§ What the exercise asks
Exact repetition of every entry is required.

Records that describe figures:
+===+

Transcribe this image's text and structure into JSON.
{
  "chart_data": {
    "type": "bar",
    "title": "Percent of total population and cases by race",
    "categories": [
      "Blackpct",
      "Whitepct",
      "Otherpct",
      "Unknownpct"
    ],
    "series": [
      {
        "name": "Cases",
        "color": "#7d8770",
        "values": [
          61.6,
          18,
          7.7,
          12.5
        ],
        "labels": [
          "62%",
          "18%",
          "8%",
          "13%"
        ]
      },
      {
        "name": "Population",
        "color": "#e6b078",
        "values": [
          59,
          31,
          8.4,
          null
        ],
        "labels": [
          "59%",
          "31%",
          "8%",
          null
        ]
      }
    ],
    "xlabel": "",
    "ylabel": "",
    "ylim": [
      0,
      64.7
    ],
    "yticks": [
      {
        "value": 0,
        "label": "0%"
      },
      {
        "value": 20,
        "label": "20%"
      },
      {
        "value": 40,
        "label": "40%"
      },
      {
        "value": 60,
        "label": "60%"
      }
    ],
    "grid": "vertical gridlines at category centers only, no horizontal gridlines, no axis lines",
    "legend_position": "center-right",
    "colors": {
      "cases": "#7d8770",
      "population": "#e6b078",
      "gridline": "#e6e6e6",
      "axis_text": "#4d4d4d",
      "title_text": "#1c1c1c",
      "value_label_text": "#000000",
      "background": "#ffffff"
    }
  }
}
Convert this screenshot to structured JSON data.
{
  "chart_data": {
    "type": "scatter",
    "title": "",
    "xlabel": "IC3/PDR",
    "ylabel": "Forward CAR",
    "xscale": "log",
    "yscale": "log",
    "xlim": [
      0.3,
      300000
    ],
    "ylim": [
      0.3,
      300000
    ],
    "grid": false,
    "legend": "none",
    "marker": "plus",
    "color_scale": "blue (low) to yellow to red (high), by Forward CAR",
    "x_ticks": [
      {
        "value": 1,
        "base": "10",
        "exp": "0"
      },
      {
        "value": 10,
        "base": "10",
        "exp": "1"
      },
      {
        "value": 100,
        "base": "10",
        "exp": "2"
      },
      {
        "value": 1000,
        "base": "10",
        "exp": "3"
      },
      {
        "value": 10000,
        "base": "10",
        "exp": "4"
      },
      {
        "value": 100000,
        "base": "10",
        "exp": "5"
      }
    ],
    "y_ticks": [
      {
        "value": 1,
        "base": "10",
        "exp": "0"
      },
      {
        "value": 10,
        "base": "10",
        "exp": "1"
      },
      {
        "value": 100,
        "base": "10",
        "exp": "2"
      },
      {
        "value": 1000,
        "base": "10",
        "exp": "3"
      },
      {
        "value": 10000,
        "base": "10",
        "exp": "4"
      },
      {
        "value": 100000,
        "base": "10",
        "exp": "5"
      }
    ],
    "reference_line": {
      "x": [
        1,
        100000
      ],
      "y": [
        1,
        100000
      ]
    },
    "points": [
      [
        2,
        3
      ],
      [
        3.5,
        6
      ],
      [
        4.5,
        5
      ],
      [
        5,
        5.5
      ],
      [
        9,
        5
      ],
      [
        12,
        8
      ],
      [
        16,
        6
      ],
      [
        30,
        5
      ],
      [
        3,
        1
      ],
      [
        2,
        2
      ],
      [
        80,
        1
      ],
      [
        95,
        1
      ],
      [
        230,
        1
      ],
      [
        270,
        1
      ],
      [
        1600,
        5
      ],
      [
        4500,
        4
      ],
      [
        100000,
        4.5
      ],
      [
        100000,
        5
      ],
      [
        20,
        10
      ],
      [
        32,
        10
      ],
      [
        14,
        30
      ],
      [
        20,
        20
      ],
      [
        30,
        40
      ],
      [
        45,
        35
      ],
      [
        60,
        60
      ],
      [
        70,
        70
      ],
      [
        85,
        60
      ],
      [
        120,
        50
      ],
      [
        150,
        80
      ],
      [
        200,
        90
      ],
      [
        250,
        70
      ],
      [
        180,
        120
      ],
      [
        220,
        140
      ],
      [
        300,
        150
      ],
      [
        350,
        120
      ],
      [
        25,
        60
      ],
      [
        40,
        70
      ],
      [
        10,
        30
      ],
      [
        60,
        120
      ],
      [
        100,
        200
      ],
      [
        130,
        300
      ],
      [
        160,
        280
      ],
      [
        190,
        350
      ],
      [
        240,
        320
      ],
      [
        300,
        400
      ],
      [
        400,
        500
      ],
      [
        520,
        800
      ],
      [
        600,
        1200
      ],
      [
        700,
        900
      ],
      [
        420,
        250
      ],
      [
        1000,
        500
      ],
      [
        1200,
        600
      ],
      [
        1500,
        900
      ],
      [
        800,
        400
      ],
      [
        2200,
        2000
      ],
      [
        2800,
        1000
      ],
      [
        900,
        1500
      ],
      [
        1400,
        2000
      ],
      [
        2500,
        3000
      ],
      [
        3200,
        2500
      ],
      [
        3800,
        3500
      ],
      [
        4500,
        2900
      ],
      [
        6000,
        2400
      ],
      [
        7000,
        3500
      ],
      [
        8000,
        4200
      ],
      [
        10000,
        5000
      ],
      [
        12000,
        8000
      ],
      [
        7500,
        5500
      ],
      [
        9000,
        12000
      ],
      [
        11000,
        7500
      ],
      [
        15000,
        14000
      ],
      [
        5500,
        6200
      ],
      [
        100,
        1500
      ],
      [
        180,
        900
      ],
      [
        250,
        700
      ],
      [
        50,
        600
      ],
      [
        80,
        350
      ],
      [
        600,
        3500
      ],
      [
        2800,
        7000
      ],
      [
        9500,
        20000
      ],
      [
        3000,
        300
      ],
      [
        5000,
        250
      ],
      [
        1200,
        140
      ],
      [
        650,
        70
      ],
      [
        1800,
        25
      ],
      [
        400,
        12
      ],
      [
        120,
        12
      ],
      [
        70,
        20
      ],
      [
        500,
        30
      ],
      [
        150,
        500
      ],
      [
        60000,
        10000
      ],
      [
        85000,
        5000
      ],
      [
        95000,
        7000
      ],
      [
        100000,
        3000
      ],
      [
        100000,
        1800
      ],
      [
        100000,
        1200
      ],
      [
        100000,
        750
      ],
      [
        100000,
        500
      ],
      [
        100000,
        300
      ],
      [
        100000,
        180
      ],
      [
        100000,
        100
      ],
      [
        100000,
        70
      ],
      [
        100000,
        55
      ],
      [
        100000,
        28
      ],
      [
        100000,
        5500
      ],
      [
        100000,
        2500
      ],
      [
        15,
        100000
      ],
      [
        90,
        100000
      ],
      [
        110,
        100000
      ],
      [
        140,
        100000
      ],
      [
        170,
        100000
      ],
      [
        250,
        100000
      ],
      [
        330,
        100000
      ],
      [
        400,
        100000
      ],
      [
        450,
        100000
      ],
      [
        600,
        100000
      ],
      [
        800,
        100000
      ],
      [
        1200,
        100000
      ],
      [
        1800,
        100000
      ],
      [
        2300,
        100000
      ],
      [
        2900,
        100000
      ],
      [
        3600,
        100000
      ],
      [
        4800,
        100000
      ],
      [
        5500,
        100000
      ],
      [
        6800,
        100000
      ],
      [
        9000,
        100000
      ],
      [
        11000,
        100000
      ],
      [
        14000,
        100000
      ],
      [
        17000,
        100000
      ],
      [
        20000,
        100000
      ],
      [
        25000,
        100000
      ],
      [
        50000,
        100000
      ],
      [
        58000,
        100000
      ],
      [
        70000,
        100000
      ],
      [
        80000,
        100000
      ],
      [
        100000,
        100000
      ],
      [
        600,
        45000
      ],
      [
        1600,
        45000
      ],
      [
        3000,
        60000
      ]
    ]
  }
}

+===+

§ Task answer
Transcribe this image's text and structure into JSON.
{
  "chart_data": {
    "type": "bar",
    "title": "Percent of total population and cases by race",
    "categories": [
      "Blackpct",
      "Whitepct",
      "Otherpct",
      "Unknownpct"
    ],
    "series": [
      {
        "name": "Cases",
        "color": "#7d8770",
        "values": [
          61.6,
          18,
          7.7,
          12.5
        ],
        "labels": [
          "62%",
          "18%",
          "8%",
          "13%"
        ]
      },
      {
        "name": "Population",
        "color": "#e6b078",
        "values": [
          59,
          31,
          8.4,
          null
        ],
        "labels": [
          "59%",
          "31%",
          "8%",
          null
        ]
      }
    ],
    "xlabel": "",
    "ylabel": "",
    "ylim": [
      0,
      64.7
    ],
    "yticks": [
      {
        "value": 0,
        "label": "0%"
      },
      {
        "value": 20,
        "label": "20%"
      },
      {
        "value": 40,
        "label": "40%"
      },
      {
        "value": 60,
        "label": "60%"
      }
    ],
    "grid": "vertical gridlines at category centers only, no horizontal gridlines, no axis lines",
    "legend_position": "center-right",
    "colors": {
      "cases": "#7d8770",
      "population": "#e6b078",
      "gridline": "#e6e6e6",
      "axis_text": "#4d4d4d",
      "title_text": "#1c1c1c",
      "value_label_text": "#000000",
      "background": "#ffffff"
    }
  }
}
Convert this screenshot to structured JSON data.
{
  "chart_data": {
    "type": "scatter",
    "title": "",
    "xlabel": "IC3/PDR",
    "ylabel": "Forward CAR",
    "xscale": "log",
    "yscale": "log",
    "xlim": [
      0.3,
      300000
    ],
    "ylim": [
      0.3,
      300000
    ],
    "grid": false,
    "legend": "none",
    "marker": "plus",
    "color_scale": "blue (low) to yellow to red (high), by Forward CAR",
    "x_ticks": [
      {
        "value": 1,
        "base": "10",
        "exp": "0"
      },
      {
        "value": 10,
        "base": "10",
        "exp": "1"
      },
      {
        "value": 100,
        "base": "10",
        "exp": "2"
      },
      {
        "value": 1000,
        "base": "10",
        "exp": "3"
      },
      {
        "value": 10000,
        "base": "10",
        "exp": "4"
      },
      {
        "value": 100000,
        "base": "10",
        "exp": "5"
      }
    ],
    "y_ticks": [
      {
        "value": 1,
        "base": "10",
        "exp": "0"
      },
      {
        "value": 10,
        "base": "10",
        "exp": "1"
      },
      {
        "value": 100,
        "base": "10",
        "exp": "2"
      },
      {
        "value": 1000,
        "base": "10",
        "exp": "3"
      },
      {
        "value": 10000,
        "base": "10",
        "exp": "4"
      },
      {
        "value": 100000,
        "base": "10",
        "exp": "5"
      }
    ],
    "reference_line": {
      "x": [
        1,
        100000
      ],
      "y": [
        1,
        100000
      ]
    },
    "points": [
      [
        2,
        3
      ],
      [
        3.5,
        6
      ],
      [
        4.5,
        5
      ],
      [
        5,
        5.5
      ],
      [
        9,
        5
      ],
      [
        12,
        8
      ],
      [
        16,
        6
      ],
      [
        30,
        5
      ],
      [
        3,
        1
      ],
      [
        2,
        2
      ],
      [
        80,
        1
      ],
      [
        95,
        1
      ],
      [
        230,
        1
      ],
      [
        270,
        1
      ],
      [
        1600,
        5
      ],
      [
        4500,
        4
      ],
      [
        100000,
        4.5
      ],
      [
        100000,
        5
      ],
      [
        20,
        10
      ],
      [
        32,
        10
      ],
      [
        14,
        30
      ],
      [
        20,
        20
      ],
      [
        30,
        40
      ],
      [
        45,
        35
      ],
      [
        60,
        60
      ],
      [
        70,
        70
      ],
      [
        85,
        60
      ],
      [
        120,
        50
      ],
      [
        150,
        80
      ],
      [
        200,
        90
      ],
      [
        250,
        70
      ],
      [
        180,
        120
      ],
      [
        220,
        140
      ],
      [
        300,
        150
      ],
      [
        350,
        120
      ],
      [
        25,
        60
      ],
      [
        40,
        70
      ],
      [
        10,
        30
      ],
      [
        60,
        120
      ],
      [
        100,
        200
      ],
      [
        130,
        300
      ],
      [
        160,
        280
      ],
      [
        190,
        350
      ],
      [
        240,
        320
      ],
      [
        300,
        400
      ],
      [
        400,
        500
      ],
      [
        520,
        800
      ],
      [
        600,
        1200
      ],
      [
        700,
        900
      ],
      [
        420,
        250
      ],
      [
        1000,
        500
      ],
      [
        1200,
        600
      ],
      [
        1500,
        900
      ],
      [
        800,
        400
      ],
      [
        2200,
        2000
      ],
      [
        2800,
        1000
      ],
      [
        900,
        1500
      ],
      [
        1400,
        2000
      ],
      [
        2500,
        3000
      ],
      [
        3200,
        2500
      ],
      [
        3800,
        3500
      ],
      [
        4500,
        2900
      ],
      [
        6000,
        2400
      ],
      [
        7000,
        3500
      ],
      [
        8000,
        4200
      ],
      [
        10000,
        5000
      ],
      [
        12000,
        8000
      ],
      [
        7500,
        5500
      ],
      [
        9000,
        12000
      ],
      [
        11000,
        7500
      ],
      [
        15000,
        14000
      ],
      [
        5500,
        6200
      ],
      [
        100,
        1500
      ],
      [
        180,
        900
      ],
      [
        250,
        700
      ],
      [
        50,
        600
      ],
      [
        80,
        350
      ],
      [
        600,
        3500
      ],
      [
        2800,
        7000
      ],
      [
        9500,
        20000
      ],
      [
        3000,
        300
      ],
      [
        5000,
        250
      ],
      [
        1200,
        140
      ],
      [
        650,
        70
      ],
      [
        1800,
        25
      ],
      [
        400,
        12
      ],
      [
        120,
        12
      ],
      [
        70,
        20
      ],
      [
        500,
        30
      ],
      [
        150,
        500
      ],
      [
        60000,
        10000
      ],
      [
        85000,
        5000
      ],
      [
        95000,
        7000
      ],
      [
        100000,
        3000
      ],
      [
        100000,
        1800
      ],
      [
        100000,
        1200
      ],
      [
        100000,
        750
      ],
      [
        100000,
        500
      ],
      [
        100000,
        300
      ],
      [
        100000,
        180
      ],
      [
        100000,
        100
      ],
      [
        100000,
        70
      ],
      [
        100000,
        55
      ],
      [
        100000,
        28
      ],
      [
        100000,
        5500
      ],
      [
        100000,
        2500
      ],
      [
        15,
        100000
      ],
      [
        90,
        100000
      ],
      [
        110,
        100000
      ],
      [
        140,
        100000
      ],
      [
        170,
        100000
      ],
      [
        250,
        100000
      ],
      [
        330,
        100000
      ],
      [
        400,
        100000
      ],
      [
        450,
        100000
      ],
      [
        600,
        100000
      ],
      [
        800,
        100000
      ],
      [
        1200,
        100000
      ],
      [
        1800,
        100000
      ],
      [
        2300,
        100000
      ],
      [
        2900,
        100000
      ],
      [
        3600,
        100000
      ],
      [
        4800,
        100000
      ],
      [
        5500,
        100000
      ],
      [
        6800,
        100000
      ],
      [
        9000,
        100000
      ],
      [
        11000,
        100000
      ],
      [
        14000,
        100000
      ],
      [
        17000,
        100000
      ],
      [
        20000,
        100000
      ],
      [
        25000,
        100000
      ],
      [
        50000,
        100000
      ],
      [
        58000,
        100000
      ],
      [
        70000,
        100000
      ],
      [
        80000,
        100000
      ],
      [
        100000,
        100000
      ],
      [
        600,
        45000
      ],
      [
        1600,
        45000
      ],
      [
        3000,
        60000
      ]
    ]
  }
}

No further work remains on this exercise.